── GIVEN DATA ──

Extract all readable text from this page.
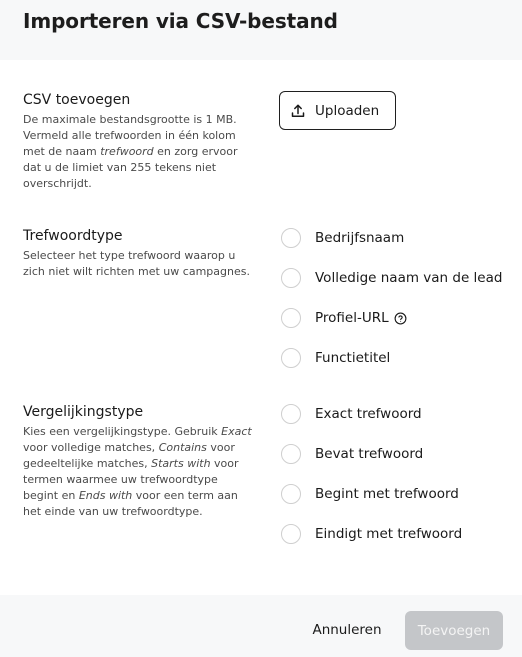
Importeren via CSV-bestand
CSV toevoegen
De maximale bestandsgrootte is 1 MB. Vermeld alle trefwoorden in één kolom met de naam trefwoord en zorg ervoor dat u de limiet van 255 tekens niet overschrijdt.
Uploaden
Trefwoordtype
Selecteer het type trefwoord waarop u zich niet wilt richten met uw campagnes.
Bedrijfsnaam
Volledige naam van de lead
Profiel-URL
Functietitel
Vergelijkingstype
Kies een vergelijkingstype. Gebruik Exact voor volledige matches, Contains voor gedeeltelijke matches, Starts with voor termen waarmee uw trefwoordtype begint en Ends with voor een term aan het einde van uw trefwoordtype.
Exact trefwoord
Bevat trefwoord
Begint met trefwoord
Eindigt met trefwoord
Annuleren	Toevoegen
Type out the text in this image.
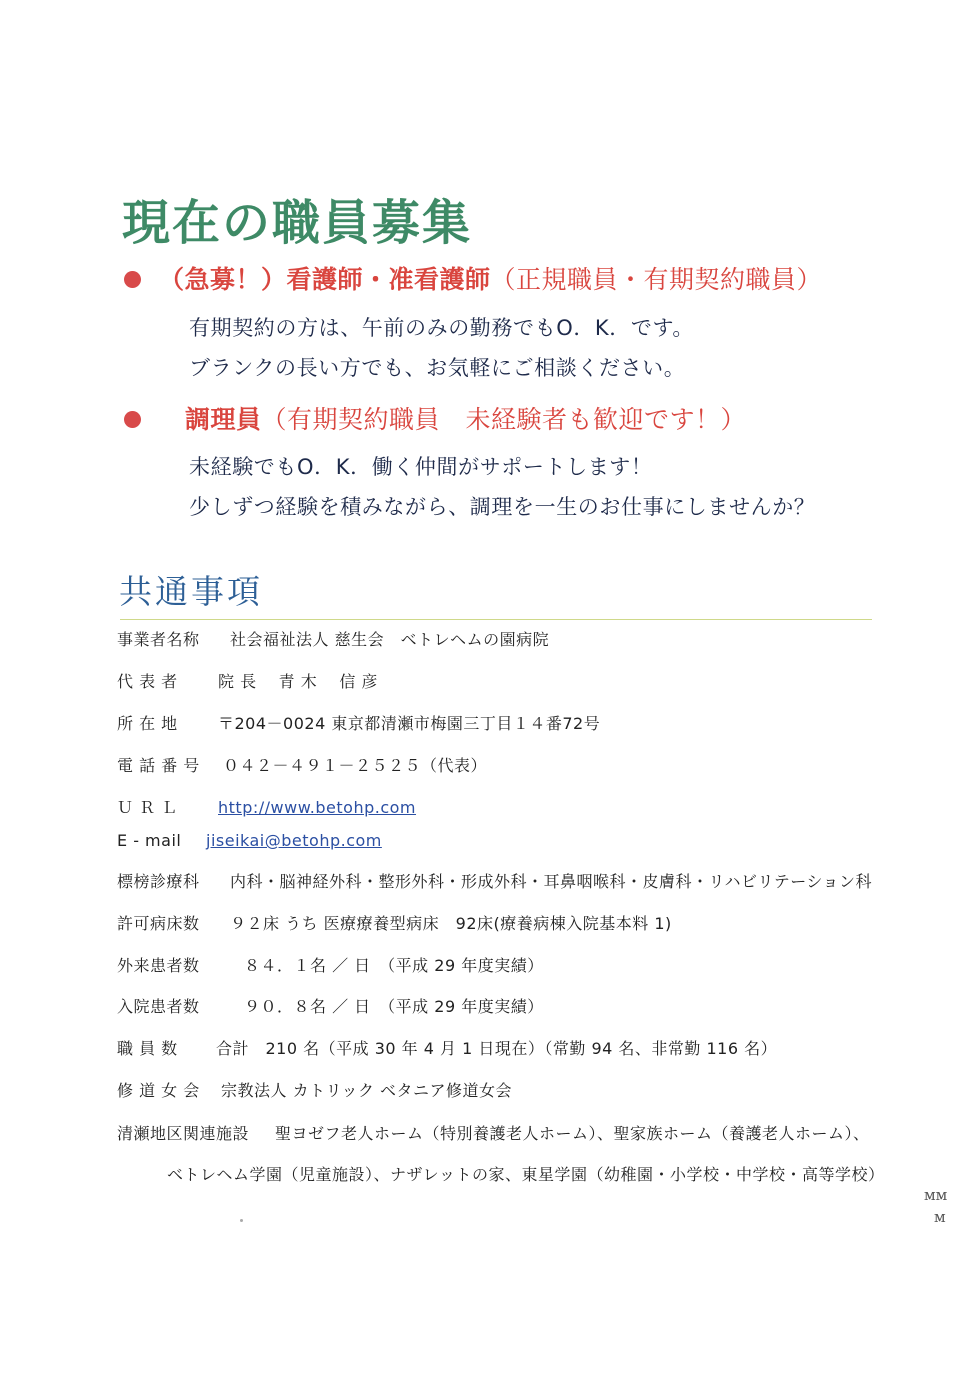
現在の職員募集
（急募！）看護師・准看護師（正規職員・有期契約職員）
有期契約の方は、午前のみの勤務でもO．K．です。
ブランクの長い方でも、お気軽にご相談ください。
調理員（有期契約職員　未経験者も歓迎です！）
未経験でもO．K．働く仲間がサポートします！
少しずつ経験を積みながら、調理を一生のお仕事にしませんか？
共通事項
事業者名称 社会福祉法人 慈生会　ベトレヘムの園病院
代 表 者	院 長　 青 木　 信 彦
所 在 地	〒204－0024 東京都清瀬市梅園三丁目１４番72号
電 話 番 号 ０４２－４９１－２５２５（代表）
Ｕ Ｒ Ｌ	http://www.betohp.com
E - mail jiseikai@betohp.com
標榜診療科 内科・脳神経外科・整形外科・形成外科・耳鼻咽喉科・皮膚科・リハビリテーション科
許可病床数 ９２床 うち 医療療養型病床　92床(療養病棟入院基本料 1)
外来患者数	８４．１名 ／ 日　（平成 29 年度実績）
入院患者数	９０．８名 ／ 日　（平成 29 年度実績）
職 員 数 合計　210 名（平成 30 年 4 月 1 日現在）（常勤 94 名、非常勤 116 名）
修 道 女 会 宗教法人 カトリック ベタニア修道女会
清瀬地区関連施設 聖ヨゼフ老人ホーム（特別養護老人ホーム）、聖家族ホーム（養護老人ホーム）、
ベトレヘム学園（児童施設）、ナザレットの家、東星学園（幼稚園・小学校・中学校・高等学校）
ᴍᴍ
ᴍ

───

*WHAT TO DO*. Begin with the line containing "Type out the text in this image." and end with the final line of the data, printing those lines exactly and only; pictures are left out.

*FINAL RESULT*.
Type out the text in this image.
現在の職員募集
（急募！）看護師・准看護師（正規職員・有期契約職員）
有期契約の方は、午前のみの勤務でもO．K．です。
ブランクの長い方でも、お気軽にご相談ください。
調理員（有期契約職員　未経験者も歓迎です！）
未経験でもO．K．働く仲間がサポートします！
少しずつ経験を積みながら、調理を一生のお仕事にしませんか？
共通事項
事業者名称 社会福祉法人 慈生会　ベトレヘムの園病院
代 表 者	院 長　 青 木　 信 彦
所 在 地	〒204－0024 東京都清瀬市梅園三丁目１４番72号
電 話 番 号 ０４２－４９１－２５２５（代表）
Ｕ Ｒ Ｌ	http://www.betohp.com
E - mail jiseikai@betohp.com
標榜診療科 内科・脳神経外科・整形外科・形成外科・耳鼻咽喉科・皮膚科・リハビリテーション科
許可病床数 ９２床 うち 医療療養型病床　92床(療養病棟入院基本料 1)
外来患者数	８４．１名 ／ 日　（平成 29 年度実績）
入院患者数	９０．８名 ／ 日　（平成 29 年度実績）
職 員 数 合計　210 名（平成 30 年 4 月 1 日現在）（常勤 94 名、非常勤 116 名）
修 道 女 会 宗教法人 カトリック ベタニア修道女会
清瀬地区関連施設 聖ヨゼフ老人ホーム（特別養護老人ホーム）、聖家族ホーム（養護老人ホーム）、
ベトレヘム学園（児童施設）、ナザレットの家、東星学園（幼稚園・小学校・中学校・高等学校）
ᴍᴍ
ᴍ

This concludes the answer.